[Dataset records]
- - -
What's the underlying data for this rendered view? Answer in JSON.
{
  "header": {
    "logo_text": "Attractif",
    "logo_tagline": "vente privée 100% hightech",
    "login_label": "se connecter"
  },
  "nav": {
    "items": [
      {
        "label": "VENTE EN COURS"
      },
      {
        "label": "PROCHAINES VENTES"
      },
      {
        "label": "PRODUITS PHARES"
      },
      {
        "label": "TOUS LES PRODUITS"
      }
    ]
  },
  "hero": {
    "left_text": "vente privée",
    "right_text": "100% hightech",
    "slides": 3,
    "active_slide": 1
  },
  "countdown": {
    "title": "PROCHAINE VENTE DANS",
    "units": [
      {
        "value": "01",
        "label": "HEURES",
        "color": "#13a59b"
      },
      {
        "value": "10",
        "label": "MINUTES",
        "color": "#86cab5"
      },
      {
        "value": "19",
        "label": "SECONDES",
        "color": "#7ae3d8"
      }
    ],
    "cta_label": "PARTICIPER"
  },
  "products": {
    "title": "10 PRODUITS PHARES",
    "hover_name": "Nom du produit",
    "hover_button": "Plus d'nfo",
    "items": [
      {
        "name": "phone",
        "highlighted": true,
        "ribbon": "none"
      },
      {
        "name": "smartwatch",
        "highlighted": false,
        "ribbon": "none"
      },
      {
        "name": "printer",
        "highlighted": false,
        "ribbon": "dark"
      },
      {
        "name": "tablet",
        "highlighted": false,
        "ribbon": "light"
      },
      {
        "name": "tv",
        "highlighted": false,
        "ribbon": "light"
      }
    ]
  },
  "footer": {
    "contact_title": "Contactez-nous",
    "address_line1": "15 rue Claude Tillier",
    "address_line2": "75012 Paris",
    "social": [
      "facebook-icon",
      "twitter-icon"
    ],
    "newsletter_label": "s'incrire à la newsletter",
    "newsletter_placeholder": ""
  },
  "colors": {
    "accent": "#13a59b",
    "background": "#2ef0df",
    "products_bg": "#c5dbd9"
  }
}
- - -
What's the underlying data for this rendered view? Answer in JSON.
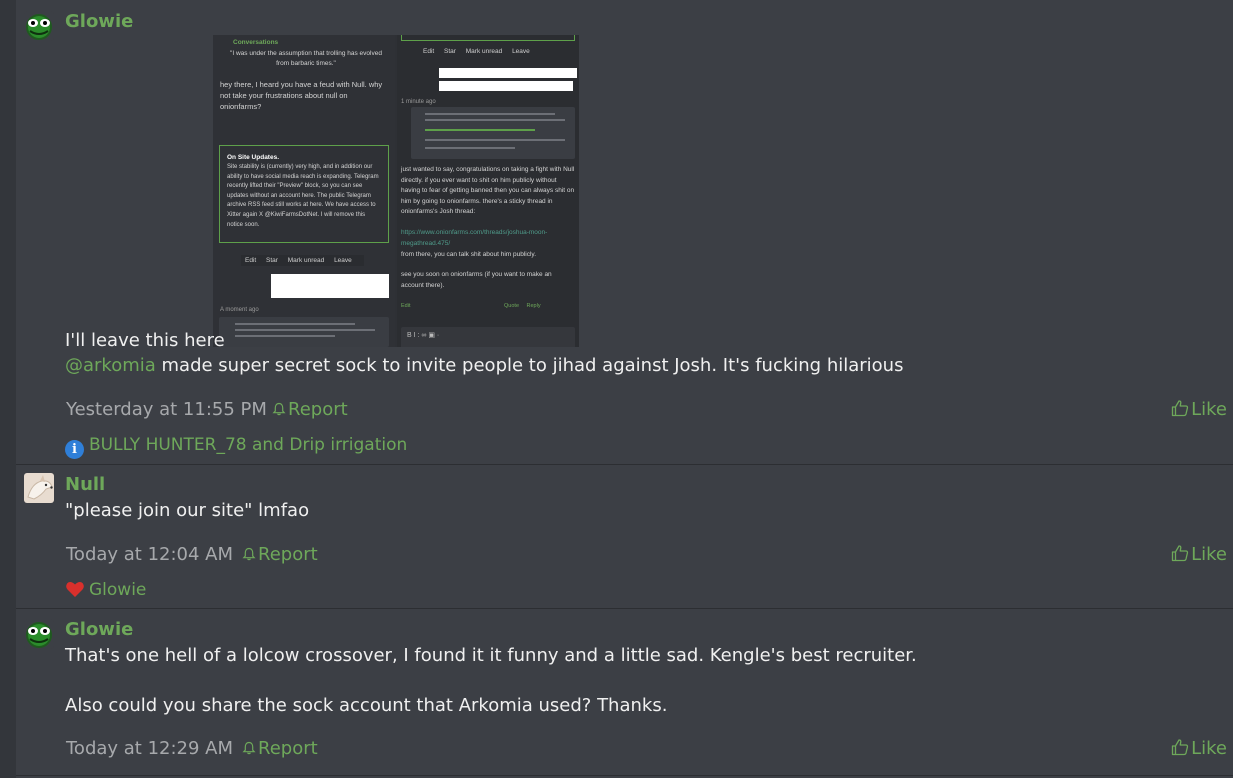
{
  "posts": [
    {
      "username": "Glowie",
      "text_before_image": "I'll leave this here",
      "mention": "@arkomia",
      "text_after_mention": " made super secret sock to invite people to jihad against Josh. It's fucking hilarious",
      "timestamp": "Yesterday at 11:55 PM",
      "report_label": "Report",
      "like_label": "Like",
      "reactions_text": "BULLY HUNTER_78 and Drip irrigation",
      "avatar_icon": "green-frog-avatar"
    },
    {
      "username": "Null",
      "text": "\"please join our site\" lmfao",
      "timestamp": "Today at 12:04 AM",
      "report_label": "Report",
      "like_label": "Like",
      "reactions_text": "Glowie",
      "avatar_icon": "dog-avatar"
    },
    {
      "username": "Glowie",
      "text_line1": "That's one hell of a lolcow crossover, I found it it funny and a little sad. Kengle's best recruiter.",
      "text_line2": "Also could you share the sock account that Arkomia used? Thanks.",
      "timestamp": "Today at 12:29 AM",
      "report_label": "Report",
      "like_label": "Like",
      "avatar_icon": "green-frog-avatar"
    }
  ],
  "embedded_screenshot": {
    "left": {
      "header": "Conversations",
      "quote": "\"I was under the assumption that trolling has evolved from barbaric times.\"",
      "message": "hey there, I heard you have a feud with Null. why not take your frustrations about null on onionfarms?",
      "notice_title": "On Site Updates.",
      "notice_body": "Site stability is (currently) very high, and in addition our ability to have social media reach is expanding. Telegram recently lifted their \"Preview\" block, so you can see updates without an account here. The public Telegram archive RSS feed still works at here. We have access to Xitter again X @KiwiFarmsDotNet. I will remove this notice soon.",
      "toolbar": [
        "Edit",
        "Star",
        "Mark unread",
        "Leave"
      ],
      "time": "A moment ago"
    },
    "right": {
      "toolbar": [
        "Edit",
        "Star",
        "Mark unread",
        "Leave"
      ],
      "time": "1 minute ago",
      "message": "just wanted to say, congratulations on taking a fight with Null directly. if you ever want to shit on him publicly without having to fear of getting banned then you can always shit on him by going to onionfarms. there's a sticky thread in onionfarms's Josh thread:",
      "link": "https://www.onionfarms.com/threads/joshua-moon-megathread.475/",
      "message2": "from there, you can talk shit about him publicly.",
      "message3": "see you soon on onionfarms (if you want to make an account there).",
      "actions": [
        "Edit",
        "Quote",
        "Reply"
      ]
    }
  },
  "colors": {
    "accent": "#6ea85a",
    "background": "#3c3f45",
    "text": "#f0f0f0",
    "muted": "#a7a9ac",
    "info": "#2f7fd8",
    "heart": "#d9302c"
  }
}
- - -
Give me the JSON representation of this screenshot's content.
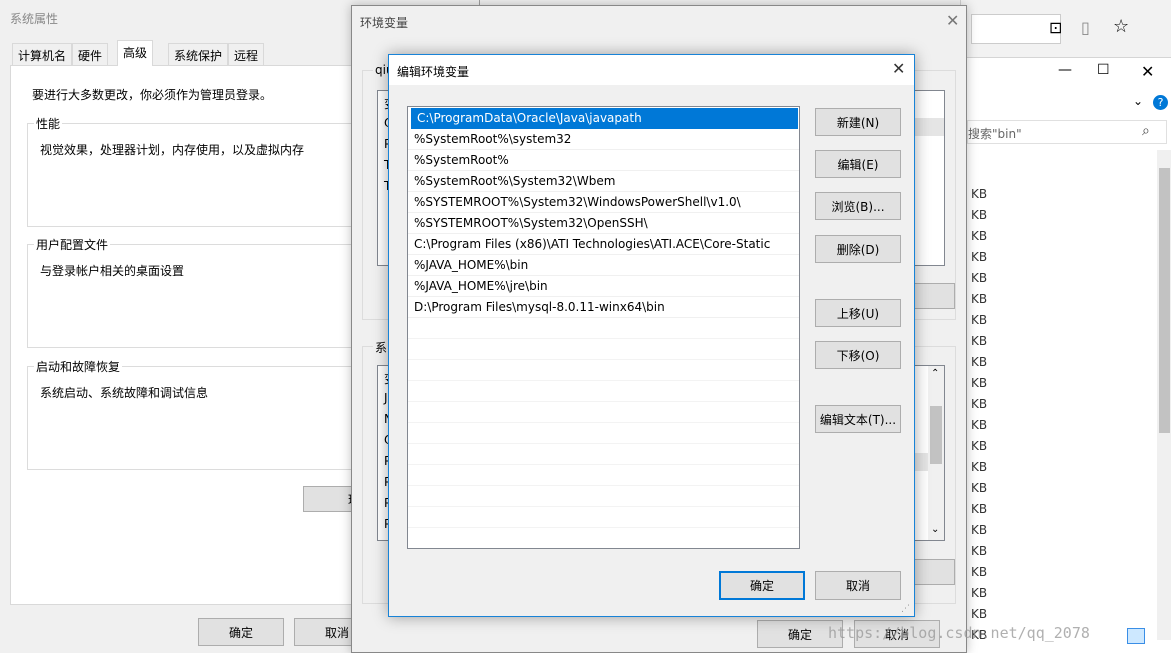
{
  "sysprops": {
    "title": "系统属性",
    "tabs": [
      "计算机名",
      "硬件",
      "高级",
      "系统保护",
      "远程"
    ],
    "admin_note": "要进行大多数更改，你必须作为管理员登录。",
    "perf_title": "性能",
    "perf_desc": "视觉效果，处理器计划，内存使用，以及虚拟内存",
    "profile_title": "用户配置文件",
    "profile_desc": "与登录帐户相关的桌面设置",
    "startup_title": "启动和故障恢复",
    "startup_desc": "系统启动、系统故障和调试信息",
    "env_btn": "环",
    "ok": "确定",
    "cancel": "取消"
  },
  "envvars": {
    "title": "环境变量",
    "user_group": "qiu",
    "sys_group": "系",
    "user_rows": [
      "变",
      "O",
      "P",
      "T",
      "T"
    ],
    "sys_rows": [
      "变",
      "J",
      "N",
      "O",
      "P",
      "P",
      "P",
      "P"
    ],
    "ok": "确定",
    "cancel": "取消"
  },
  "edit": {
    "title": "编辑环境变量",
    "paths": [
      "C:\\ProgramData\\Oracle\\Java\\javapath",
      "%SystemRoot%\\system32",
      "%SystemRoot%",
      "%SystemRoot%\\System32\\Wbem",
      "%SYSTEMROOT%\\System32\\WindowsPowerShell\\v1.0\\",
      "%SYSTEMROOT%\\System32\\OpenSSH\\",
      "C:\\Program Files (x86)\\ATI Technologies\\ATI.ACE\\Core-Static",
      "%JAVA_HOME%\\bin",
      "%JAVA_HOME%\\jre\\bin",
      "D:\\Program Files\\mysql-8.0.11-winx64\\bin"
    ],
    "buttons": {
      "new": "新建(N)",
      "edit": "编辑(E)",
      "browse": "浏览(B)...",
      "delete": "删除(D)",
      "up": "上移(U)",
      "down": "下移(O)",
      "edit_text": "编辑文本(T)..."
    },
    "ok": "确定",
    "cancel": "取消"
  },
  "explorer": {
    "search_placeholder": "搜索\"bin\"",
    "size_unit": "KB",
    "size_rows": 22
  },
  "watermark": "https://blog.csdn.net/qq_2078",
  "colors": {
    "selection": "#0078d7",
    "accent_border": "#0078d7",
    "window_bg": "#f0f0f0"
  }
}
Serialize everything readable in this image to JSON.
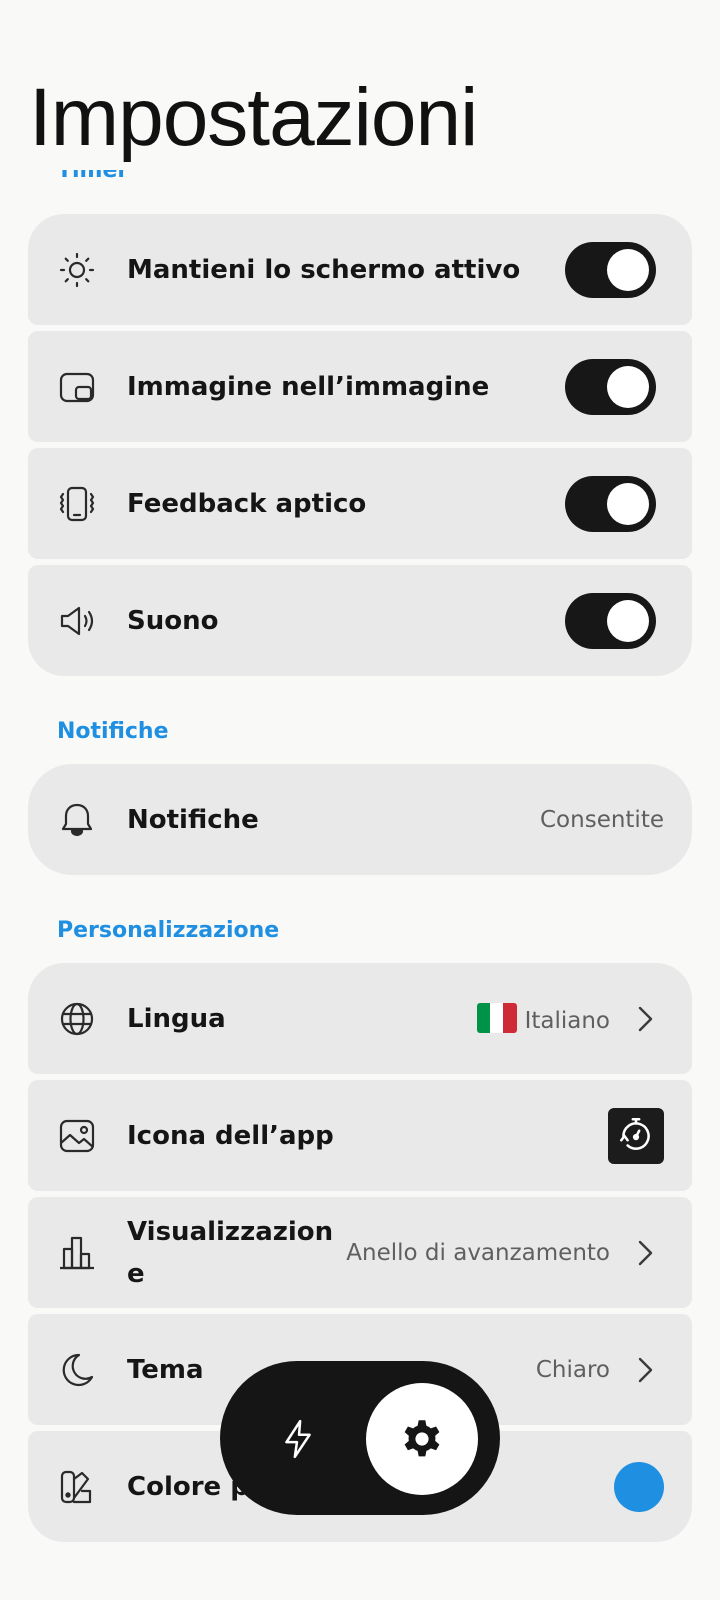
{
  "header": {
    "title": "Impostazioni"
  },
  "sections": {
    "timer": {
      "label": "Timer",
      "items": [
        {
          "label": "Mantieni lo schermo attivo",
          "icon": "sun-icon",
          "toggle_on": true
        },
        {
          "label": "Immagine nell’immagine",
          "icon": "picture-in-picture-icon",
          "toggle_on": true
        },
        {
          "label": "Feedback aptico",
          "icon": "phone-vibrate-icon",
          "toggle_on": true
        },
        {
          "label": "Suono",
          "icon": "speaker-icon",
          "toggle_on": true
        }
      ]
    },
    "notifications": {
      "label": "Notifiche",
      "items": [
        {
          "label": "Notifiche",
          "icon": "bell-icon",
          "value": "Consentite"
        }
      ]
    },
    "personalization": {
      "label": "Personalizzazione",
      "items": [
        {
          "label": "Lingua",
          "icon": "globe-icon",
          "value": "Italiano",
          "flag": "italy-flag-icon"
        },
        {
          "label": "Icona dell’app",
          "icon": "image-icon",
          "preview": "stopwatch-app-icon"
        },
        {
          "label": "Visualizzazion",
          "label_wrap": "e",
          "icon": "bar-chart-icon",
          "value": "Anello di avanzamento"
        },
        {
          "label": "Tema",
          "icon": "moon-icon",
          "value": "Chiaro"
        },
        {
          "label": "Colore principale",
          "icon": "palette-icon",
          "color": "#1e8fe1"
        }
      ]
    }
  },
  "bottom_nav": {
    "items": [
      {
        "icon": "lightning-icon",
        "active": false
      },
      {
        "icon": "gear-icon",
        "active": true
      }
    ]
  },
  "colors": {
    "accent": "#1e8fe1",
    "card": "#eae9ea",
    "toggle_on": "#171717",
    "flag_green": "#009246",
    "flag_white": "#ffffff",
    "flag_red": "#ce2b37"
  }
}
- - -
Given problem: Out of the material above, gather each line where "https" appears.

Task output:
      "link": "https://www.onionfarms.com/threads/joshua-moon-megathread.475/",
  "watermark": "https://blog.csdn.net/qq_2078",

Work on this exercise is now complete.